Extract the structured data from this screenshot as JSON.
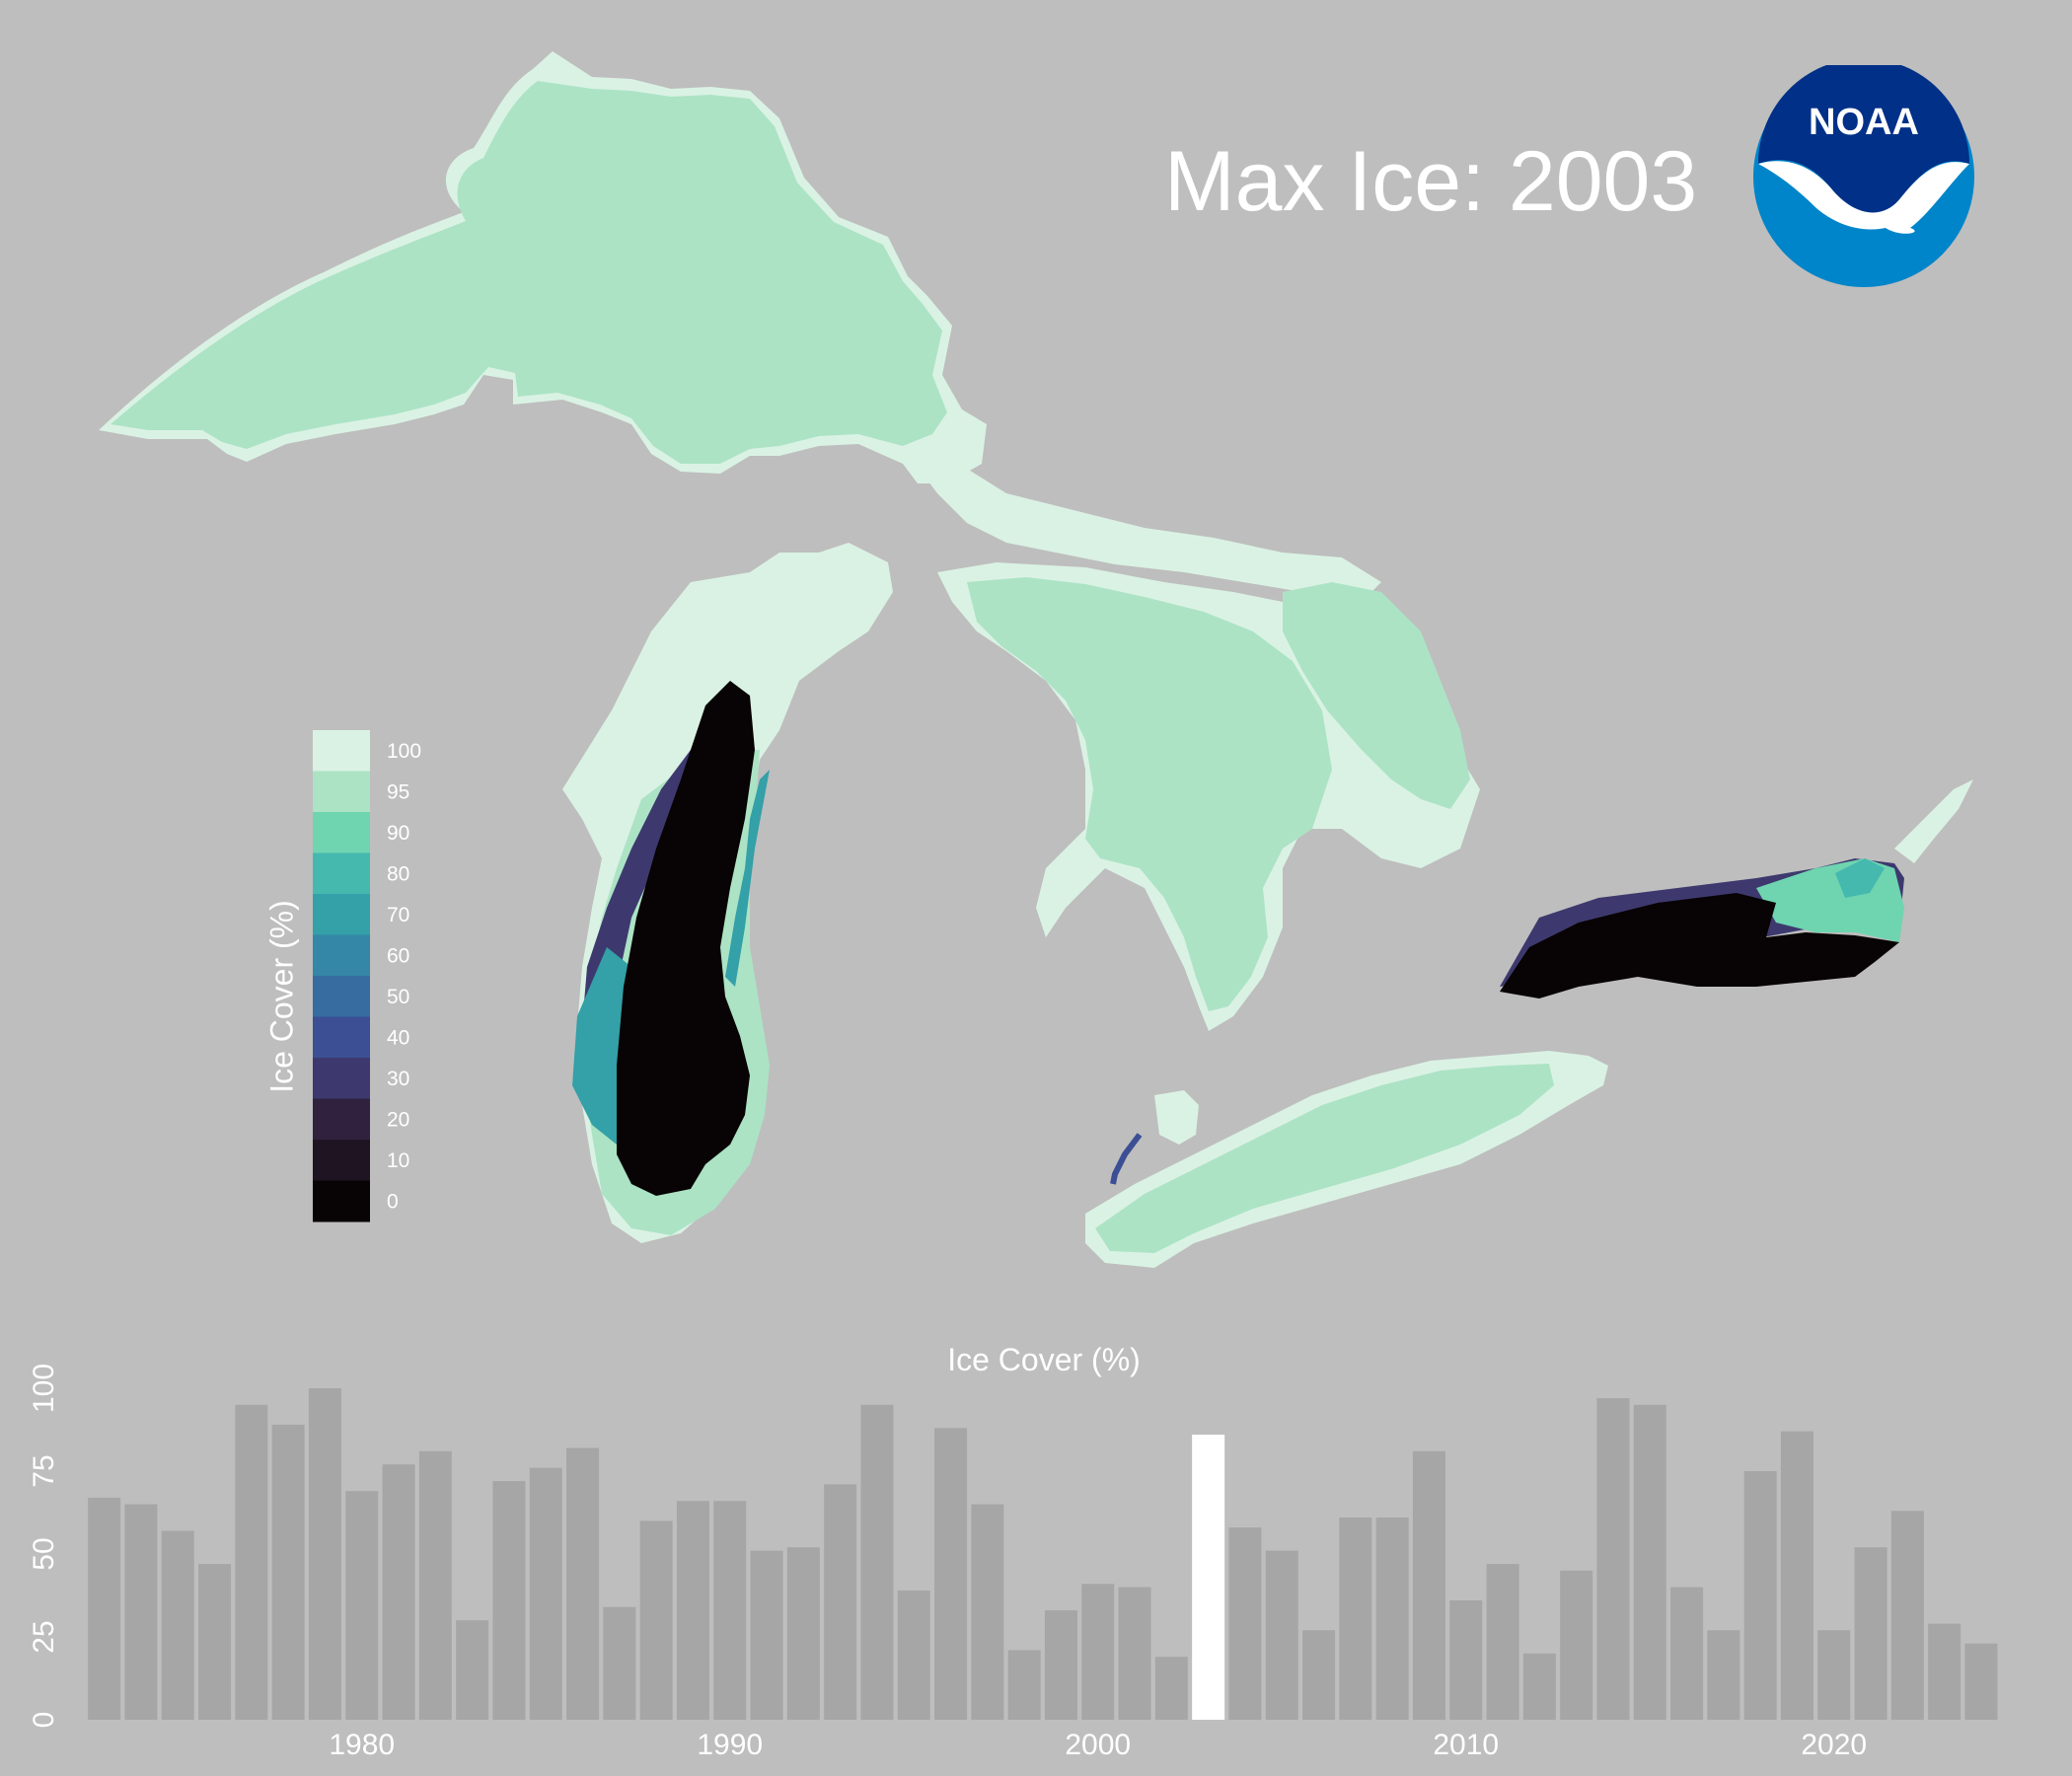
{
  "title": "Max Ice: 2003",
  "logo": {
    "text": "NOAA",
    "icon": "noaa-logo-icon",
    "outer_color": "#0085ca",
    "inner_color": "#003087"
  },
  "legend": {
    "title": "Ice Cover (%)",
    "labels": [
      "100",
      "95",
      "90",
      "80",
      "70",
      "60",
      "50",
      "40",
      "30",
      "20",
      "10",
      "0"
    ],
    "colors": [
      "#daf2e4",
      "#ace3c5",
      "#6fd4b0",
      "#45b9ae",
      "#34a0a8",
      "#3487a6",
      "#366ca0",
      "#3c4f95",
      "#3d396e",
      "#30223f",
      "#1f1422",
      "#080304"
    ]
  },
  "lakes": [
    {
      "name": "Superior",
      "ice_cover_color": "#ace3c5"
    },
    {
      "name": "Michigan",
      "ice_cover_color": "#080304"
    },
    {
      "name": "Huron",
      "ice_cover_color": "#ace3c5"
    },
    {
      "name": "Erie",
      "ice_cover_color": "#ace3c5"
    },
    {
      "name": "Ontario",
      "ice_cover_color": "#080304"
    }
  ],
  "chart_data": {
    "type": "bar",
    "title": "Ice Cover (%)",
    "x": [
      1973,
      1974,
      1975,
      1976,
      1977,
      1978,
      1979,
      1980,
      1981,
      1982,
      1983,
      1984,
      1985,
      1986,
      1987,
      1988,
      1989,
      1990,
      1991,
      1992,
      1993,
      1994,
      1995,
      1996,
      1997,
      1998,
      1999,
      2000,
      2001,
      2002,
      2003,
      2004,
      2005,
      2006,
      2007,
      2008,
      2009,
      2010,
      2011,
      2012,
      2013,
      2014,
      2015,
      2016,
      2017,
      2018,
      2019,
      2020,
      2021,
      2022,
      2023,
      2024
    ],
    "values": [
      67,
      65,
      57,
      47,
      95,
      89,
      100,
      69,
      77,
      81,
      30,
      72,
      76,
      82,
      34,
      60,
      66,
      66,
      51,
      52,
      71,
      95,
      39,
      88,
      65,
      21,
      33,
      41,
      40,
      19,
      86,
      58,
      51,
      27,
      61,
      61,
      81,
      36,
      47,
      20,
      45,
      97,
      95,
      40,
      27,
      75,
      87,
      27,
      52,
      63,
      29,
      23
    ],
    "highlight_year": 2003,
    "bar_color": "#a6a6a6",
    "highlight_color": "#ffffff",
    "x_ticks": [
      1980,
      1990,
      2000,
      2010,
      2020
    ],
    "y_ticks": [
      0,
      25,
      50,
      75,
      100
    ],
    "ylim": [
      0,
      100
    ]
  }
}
========
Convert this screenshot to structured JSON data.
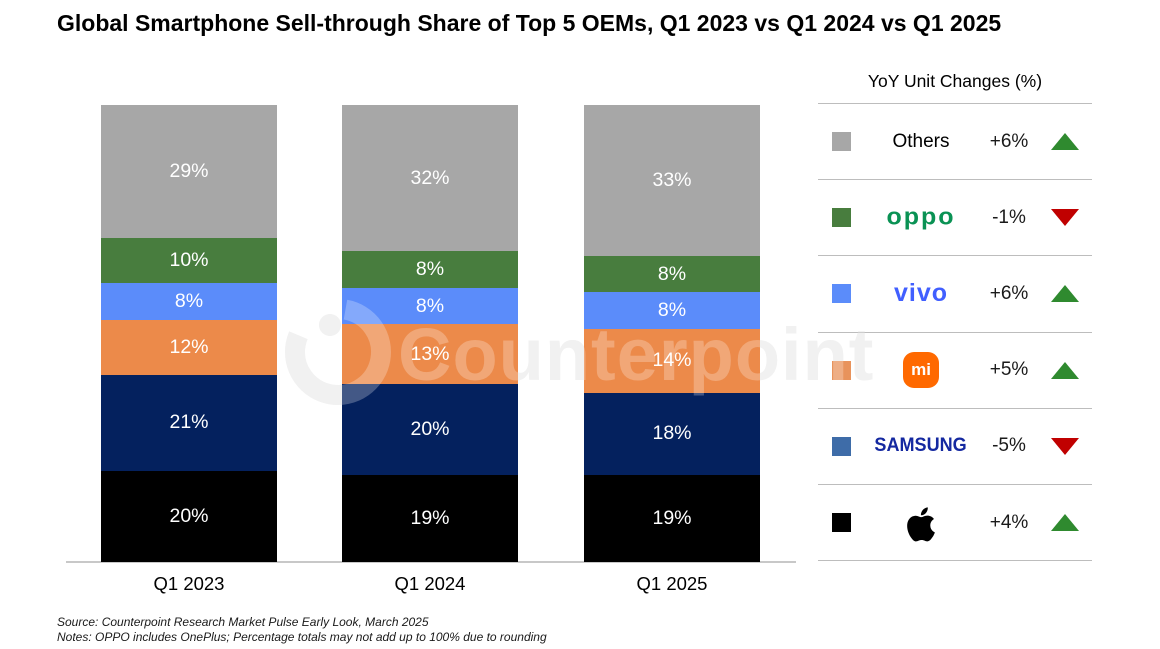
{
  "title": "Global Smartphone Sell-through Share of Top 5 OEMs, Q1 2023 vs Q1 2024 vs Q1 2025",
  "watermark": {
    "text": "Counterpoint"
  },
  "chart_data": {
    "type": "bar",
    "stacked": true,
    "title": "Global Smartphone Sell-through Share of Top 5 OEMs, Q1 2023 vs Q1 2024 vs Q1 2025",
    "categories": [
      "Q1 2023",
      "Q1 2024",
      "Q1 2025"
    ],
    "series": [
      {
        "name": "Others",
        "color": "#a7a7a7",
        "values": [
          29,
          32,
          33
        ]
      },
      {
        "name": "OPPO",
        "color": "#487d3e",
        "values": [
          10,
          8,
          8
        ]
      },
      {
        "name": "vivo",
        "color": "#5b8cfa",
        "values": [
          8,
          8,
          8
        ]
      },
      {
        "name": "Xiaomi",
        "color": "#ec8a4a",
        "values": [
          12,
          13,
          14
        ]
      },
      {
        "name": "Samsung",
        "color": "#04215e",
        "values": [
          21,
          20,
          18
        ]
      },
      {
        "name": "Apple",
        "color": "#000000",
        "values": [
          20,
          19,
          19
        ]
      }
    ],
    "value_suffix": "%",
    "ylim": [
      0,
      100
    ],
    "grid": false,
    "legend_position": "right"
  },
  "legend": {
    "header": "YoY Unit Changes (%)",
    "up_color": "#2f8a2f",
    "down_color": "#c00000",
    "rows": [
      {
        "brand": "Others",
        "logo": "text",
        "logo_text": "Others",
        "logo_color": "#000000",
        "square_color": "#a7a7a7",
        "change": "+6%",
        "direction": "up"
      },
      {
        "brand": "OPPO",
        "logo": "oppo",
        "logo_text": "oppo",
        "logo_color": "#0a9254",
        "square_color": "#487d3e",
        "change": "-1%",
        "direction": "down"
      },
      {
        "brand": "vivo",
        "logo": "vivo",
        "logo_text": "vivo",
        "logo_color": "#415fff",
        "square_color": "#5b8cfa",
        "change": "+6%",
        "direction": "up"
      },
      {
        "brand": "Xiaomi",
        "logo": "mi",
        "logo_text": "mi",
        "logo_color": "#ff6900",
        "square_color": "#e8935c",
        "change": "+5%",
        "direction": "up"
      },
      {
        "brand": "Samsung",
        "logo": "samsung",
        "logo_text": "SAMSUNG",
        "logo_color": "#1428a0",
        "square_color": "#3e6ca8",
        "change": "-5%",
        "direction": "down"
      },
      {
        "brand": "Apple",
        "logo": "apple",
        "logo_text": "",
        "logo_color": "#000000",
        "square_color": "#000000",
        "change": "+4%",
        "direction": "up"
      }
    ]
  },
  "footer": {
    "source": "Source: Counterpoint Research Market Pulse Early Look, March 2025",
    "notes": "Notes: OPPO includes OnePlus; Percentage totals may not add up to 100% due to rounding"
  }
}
========
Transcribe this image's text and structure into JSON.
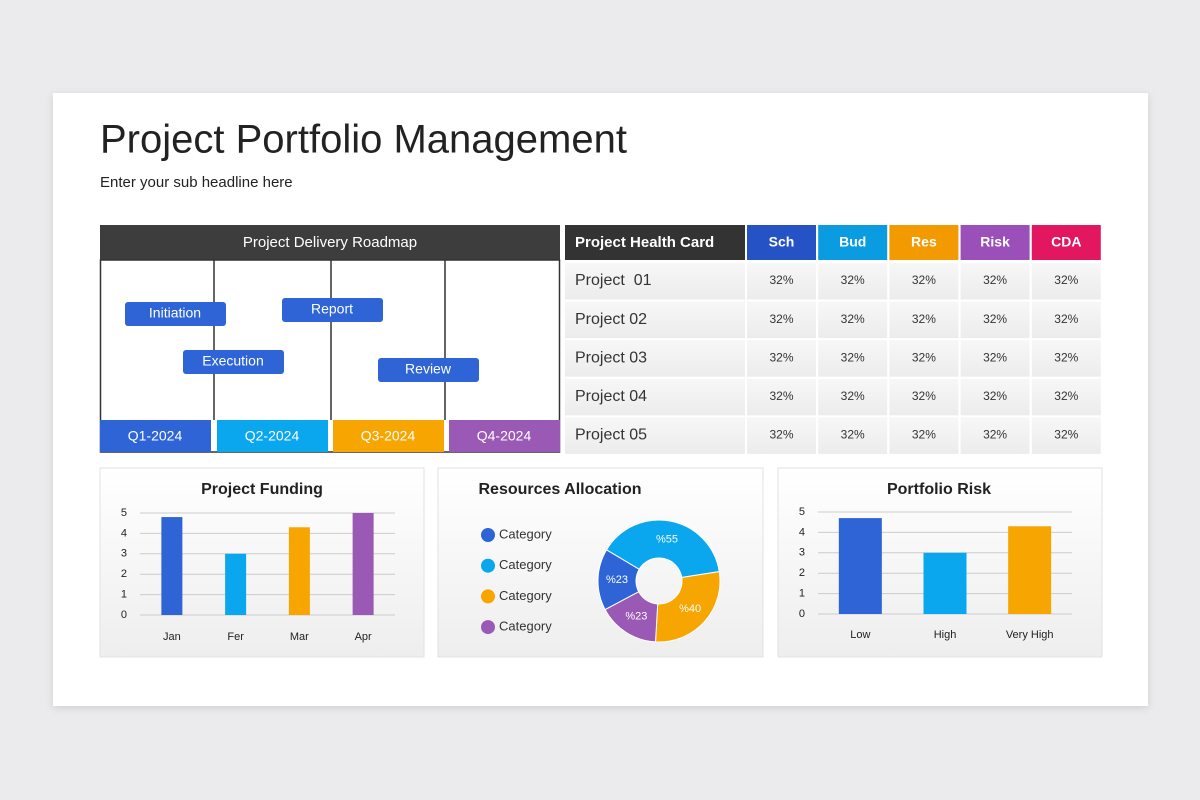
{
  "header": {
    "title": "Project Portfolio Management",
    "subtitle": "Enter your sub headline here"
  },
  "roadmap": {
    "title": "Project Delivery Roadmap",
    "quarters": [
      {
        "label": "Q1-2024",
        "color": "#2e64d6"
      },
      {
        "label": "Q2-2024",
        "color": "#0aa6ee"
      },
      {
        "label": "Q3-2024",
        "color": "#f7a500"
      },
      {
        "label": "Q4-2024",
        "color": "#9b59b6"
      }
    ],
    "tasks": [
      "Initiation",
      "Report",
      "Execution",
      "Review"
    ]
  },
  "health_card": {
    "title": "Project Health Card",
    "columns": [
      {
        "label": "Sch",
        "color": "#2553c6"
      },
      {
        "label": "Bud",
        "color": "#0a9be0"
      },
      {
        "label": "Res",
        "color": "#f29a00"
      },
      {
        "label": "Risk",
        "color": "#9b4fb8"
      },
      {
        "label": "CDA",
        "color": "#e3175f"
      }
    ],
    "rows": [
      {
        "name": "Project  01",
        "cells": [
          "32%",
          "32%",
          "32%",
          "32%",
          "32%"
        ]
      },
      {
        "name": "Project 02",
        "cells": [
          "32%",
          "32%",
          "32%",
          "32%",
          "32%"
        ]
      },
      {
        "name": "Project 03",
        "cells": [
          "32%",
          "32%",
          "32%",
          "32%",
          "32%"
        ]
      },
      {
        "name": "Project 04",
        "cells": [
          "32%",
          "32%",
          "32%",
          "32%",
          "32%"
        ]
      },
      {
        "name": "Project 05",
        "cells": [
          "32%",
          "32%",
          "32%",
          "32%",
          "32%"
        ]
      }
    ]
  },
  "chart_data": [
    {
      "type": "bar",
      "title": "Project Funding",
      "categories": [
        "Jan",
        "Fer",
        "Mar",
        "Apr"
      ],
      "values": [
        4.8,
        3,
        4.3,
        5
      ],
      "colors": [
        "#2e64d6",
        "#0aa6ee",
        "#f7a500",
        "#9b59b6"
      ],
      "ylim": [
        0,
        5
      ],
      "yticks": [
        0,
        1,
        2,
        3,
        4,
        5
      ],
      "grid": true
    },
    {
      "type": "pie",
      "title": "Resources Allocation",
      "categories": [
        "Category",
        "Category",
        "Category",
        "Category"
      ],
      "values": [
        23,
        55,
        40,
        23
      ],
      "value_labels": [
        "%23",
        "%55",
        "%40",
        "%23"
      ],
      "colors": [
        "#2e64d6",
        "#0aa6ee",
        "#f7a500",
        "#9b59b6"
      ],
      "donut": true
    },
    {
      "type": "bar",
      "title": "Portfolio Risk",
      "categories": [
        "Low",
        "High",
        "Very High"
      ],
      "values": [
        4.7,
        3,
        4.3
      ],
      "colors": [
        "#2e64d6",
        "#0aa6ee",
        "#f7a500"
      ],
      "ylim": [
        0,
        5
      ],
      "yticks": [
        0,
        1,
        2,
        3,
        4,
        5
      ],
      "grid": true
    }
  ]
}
========
### GIVEN EXERCISE
Go through the listing above line by line and say how many lines hold the word "screenshot". Reply with that number only.

### COMPLETE OUTPUT
2